Set exercise >> Count every line of the material that holds the string "this". Respond with the total only.

────

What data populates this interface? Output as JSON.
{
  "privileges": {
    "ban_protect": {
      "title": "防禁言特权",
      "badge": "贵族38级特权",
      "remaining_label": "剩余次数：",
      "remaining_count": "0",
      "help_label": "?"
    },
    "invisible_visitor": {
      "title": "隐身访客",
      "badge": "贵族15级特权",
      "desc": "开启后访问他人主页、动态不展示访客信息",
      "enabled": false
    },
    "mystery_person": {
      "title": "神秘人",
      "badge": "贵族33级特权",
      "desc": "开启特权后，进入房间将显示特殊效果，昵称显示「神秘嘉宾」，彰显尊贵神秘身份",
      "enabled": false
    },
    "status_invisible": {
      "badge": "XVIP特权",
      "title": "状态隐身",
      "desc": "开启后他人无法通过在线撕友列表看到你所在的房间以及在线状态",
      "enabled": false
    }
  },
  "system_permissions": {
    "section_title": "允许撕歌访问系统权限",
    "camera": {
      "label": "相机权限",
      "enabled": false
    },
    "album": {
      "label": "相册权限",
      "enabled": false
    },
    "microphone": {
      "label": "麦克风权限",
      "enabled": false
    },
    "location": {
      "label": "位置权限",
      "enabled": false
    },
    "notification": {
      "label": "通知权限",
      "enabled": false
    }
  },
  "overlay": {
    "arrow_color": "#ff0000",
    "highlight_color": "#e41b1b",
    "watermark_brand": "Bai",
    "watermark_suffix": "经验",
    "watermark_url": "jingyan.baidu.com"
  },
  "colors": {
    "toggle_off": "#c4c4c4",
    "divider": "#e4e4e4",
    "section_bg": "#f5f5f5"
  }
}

────

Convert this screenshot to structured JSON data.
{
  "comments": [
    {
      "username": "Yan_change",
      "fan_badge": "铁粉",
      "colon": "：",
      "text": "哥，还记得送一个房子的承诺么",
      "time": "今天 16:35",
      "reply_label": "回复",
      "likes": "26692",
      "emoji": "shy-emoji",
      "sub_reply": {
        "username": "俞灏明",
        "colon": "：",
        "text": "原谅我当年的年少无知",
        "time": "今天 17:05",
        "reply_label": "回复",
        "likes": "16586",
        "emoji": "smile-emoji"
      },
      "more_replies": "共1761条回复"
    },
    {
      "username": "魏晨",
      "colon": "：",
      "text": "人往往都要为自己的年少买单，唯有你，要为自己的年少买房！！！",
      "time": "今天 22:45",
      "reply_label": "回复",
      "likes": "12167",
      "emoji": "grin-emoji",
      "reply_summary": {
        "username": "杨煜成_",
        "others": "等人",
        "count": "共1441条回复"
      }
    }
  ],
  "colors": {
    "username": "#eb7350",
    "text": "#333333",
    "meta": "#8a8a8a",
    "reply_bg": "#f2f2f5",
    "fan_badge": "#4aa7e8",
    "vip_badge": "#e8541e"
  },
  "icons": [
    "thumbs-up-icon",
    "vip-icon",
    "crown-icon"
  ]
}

────

Reply >> 2